START

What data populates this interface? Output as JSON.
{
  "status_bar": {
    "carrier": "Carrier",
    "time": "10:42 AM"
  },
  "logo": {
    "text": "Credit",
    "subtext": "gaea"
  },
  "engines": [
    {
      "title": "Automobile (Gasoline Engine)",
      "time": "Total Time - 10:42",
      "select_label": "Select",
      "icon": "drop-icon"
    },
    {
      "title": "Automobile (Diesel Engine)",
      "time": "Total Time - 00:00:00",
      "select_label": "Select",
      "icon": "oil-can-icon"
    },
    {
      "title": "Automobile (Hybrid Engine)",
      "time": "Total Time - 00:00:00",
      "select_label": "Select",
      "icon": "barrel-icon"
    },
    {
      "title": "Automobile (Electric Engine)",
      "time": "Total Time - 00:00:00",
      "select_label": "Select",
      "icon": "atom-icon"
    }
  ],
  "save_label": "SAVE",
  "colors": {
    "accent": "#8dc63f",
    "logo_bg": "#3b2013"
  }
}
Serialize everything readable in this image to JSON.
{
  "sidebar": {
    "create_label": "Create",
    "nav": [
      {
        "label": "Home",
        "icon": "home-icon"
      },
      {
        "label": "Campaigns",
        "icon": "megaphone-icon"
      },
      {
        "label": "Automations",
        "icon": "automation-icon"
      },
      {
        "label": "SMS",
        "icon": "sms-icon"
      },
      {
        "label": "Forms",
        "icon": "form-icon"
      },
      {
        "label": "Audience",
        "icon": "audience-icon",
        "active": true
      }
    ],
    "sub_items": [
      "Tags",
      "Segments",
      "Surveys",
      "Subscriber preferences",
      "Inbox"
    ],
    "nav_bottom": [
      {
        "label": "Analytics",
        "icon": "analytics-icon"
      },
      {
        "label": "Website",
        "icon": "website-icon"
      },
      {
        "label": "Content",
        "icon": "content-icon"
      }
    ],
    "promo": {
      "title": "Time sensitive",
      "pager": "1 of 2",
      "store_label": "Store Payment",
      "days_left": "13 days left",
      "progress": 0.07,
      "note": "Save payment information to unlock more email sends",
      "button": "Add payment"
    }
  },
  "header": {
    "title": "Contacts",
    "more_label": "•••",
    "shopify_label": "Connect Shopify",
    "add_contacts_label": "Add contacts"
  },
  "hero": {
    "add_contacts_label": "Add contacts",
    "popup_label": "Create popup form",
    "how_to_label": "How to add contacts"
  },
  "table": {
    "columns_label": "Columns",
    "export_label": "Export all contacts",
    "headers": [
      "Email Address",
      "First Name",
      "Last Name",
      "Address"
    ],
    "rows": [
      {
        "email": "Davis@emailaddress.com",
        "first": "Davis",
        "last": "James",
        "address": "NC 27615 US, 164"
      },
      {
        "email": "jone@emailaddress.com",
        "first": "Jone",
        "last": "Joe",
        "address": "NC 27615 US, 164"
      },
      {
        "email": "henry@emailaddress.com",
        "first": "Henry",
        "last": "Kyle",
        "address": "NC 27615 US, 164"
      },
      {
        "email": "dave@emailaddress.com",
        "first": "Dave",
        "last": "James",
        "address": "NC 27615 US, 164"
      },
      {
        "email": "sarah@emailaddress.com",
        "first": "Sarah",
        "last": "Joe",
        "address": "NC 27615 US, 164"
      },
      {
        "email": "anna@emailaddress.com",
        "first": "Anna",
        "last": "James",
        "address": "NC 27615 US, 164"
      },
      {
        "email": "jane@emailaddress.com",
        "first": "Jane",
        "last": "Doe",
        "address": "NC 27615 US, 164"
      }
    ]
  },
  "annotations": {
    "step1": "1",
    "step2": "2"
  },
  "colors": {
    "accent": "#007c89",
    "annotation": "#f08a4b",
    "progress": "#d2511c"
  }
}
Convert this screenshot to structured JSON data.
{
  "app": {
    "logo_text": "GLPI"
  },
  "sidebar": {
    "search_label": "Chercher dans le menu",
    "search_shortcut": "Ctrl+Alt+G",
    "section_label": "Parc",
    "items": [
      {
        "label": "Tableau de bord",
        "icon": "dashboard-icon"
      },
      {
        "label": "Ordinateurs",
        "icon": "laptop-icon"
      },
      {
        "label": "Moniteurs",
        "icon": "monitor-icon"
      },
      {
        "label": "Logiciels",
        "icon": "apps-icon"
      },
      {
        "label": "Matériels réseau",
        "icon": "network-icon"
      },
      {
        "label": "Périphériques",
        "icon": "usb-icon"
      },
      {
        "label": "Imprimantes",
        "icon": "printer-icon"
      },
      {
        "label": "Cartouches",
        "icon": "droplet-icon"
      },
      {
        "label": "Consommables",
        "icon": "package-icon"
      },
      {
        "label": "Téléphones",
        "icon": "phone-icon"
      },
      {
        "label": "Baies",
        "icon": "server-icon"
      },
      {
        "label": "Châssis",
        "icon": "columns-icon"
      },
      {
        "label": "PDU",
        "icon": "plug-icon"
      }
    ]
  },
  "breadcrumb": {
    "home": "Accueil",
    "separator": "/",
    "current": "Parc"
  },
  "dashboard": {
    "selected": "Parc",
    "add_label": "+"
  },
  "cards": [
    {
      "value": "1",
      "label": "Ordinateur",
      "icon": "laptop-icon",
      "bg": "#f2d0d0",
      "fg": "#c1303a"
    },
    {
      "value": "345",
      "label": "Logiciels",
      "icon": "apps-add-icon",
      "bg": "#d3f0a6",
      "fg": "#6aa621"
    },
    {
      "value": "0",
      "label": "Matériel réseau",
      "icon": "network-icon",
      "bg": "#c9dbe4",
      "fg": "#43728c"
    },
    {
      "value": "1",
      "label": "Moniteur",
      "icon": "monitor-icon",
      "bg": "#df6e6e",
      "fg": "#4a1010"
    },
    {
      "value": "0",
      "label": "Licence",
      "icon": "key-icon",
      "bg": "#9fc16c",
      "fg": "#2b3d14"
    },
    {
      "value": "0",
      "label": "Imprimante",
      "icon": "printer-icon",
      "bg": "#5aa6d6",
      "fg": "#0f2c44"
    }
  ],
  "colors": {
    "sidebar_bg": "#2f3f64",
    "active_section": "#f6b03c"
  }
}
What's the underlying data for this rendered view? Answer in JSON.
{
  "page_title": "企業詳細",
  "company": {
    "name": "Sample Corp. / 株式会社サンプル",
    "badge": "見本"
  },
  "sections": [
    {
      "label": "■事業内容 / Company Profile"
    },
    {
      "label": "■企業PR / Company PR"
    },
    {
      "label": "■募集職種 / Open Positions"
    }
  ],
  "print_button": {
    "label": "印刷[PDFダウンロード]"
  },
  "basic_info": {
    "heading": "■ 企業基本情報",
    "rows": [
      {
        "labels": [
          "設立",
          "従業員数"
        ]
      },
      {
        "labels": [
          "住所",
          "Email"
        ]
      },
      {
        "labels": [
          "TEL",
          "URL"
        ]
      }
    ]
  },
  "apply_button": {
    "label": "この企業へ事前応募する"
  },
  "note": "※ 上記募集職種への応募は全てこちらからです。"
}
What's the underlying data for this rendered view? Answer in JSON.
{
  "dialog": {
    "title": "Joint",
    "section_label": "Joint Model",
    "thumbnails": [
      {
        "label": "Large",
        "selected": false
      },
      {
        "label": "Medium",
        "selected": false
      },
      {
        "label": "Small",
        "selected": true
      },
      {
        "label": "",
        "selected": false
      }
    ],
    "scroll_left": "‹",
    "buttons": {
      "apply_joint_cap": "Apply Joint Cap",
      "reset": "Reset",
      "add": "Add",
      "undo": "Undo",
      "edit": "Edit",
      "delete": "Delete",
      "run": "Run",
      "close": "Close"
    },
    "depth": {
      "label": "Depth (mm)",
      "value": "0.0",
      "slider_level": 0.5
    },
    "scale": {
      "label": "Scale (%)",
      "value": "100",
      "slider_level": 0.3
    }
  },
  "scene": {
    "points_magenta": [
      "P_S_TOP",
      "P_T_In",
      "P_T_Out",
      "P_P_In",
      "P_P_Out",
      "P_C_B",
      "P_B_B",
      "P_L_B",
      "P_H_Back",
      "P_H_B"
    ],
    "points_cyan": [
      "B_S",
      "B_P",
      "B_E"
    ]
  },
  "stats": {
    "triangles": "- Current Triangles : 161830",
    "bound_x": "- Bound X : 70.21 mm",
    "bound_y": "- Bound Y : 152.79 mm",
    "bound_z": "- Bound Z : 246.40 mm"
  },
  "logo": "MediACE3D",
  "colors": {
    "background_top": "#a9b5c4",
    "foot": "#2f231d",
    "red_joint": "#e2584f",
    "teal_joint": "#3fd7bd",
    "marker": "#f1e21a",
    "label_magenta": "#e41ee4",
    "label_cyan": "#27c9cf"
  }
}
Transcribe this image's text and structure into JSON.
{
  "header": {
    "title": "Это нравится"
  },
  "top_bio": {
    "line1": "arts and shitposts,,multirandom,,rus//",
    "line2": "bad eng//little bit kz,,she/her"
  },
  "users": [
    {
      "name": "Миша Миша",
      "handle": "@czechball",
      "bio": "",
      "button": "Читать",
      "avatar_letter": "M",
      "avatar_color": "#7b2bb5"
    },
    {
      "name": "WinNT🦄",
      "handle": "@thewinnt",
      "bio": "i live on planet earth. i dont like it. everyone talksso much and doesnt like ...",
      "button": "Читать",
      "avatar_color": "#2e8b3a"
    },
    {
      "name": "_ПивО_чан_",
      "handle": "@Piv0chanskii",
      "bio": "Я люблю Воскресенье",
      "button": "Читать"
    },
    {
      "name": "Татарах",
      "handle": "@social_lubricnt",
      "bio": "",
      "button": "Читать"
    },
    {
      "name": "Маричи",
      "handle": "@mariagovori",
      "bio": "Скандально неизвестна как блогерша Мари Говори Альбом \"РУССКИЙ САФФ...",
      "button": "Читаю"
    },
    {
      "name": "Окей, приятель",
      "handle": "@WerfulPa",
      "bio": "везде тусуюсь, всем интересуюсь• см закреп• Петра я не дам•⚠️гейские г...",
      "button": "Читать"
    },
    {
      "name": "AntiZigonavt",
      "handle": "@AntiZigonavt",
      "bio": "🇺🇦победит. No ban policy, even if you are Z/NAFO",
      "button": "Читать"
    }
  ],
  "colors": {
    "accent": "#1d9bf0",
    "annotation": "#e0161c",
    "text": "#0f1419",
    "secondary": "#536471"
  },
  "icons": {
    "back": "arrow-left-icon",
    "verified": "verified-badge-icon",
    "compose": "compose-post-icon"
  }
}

END

_SHORT EXERCISE_
Reproduce every line from the entries that holds the word "this".

_WRITTEN REPLY_
What data populates this interface? Output as JSON.
Serialize everything readable in this image to JSON.
Convert this screenshot to structured JSON data.
What's the underlying data for this rendered view? Answer in JSON.
What's the underlying data for this rendered view? Answer in JSON.
Transcribe this image's text and structure into JSON.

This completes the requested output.